**Written request**
The records should be written out in full, with nothing altered.

**Data provided**
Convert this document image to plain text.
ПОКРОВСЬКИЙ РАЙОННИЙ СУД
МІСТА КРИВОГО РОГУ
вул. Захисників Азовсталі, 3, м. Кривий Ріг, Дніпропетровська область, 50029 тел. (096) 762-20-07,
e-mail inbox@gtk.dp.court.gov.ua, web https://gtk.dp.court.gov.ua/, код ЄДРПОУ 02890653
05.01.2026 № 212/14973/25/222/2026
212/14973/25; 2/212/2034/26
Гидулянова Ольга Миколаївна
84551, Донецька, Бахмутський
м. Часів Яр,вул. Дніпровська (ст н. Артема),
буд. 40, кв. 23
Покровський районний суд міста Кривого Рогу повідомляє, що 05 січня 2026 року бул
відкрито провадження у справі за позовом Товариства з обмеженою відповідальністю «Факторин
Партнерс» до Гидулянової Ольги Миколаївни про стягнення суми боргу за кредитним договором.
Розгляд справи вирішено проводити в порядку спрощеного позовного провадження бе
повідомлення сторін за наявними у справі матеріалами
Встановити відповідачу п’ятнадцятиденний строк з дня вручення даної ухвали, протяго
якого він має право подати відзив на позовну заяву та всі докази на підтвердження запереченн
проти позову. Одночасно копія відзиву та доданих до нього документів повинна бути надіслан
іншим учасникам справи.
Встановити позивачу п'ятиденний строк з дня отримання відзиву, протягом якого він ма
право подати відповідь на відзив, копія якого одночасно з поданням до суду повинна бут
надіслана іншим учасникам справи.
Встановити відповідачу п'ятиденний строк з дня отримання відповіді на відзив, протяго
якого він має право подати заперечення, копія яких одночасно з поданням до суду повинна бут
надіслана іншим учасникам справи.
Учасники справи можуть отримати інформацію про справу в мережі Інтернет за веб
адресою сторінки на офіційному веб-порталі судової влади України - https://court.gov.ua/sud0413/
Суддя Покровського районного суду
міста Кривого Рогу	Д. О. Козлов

**Full answer**
Convert this document image to plain text.
ПОКРОВСЬКИЙ РАЙОННИЙ СУД
МІСТА КРИВОГО РОГУ
вул. Захисників Азовсталі, 3, м. Кривий Ріг, Дніпропетровська область, 50029 тел. (096) 762-20-07,
e-mail inbox@gtk.dp.court.gov.ua, web https://gtk.dp.court.gov.ua/, код ЄДРПОУ 02890653
05.01.2026 № 212/14973/25/222/2026
212/14973/25; 2/212/2034/26
Гидулянова Ольга Миколаївна
84551, Донецька, Бахмутський
м. Часів Яр,вул. Дніпровська (ст н. Артема),
буд. 40, кв. 23
Покровський районний суд міста Кривого Рогу повідомляє, що 05 січня 2026 року бул
відкрито провадження у справі за позовом Товариства з обмеженою відповідальністю «Факторин
Партнерс» до Гидулянової Ольги Миколаївни про стягнення суми боргу за кредитним договором.
Розгляд справи вирішено проводити в порядку спрощеного позовного провадження бе
повідомлення сторін за наявними у справі матеріалами
Встановити відповідачу п’ятнадцятиденний строк з дня вручення даної ухвали, протяго
якого він має право подати відзив на позовну заяву та всі докази на підтвердження запереченн
проти позову. Одночасно копія відзиву та доданих до нього документів повинна бути надіслан
іншим учасникам справи.
Встановити позивачу п'ятиденний строк з дня отримання відзиву, протягом якого він ма
право подати відповідь на відзив, копія якого одночасно з поданням до суду повинна бут
надіслана іншим учасникам справи.
Встановити відповідачу п'ятиденний строк з дня отримання відповіді на відзив, протяго
якого він має право подати заперечення, копія яких одночасно з поданням до суду повинна бут
надіслана іншим учасникам справи.
Учасники справи можуть отримати інформацію про справу в мережі Інтернет за веб
адресою сторінки на офіційному веб-порталі судової влади України - https://court.gov.ua/sud0413/
Суддя Покровського районного суду
міста Кривого Рогу	Д. О. Козлов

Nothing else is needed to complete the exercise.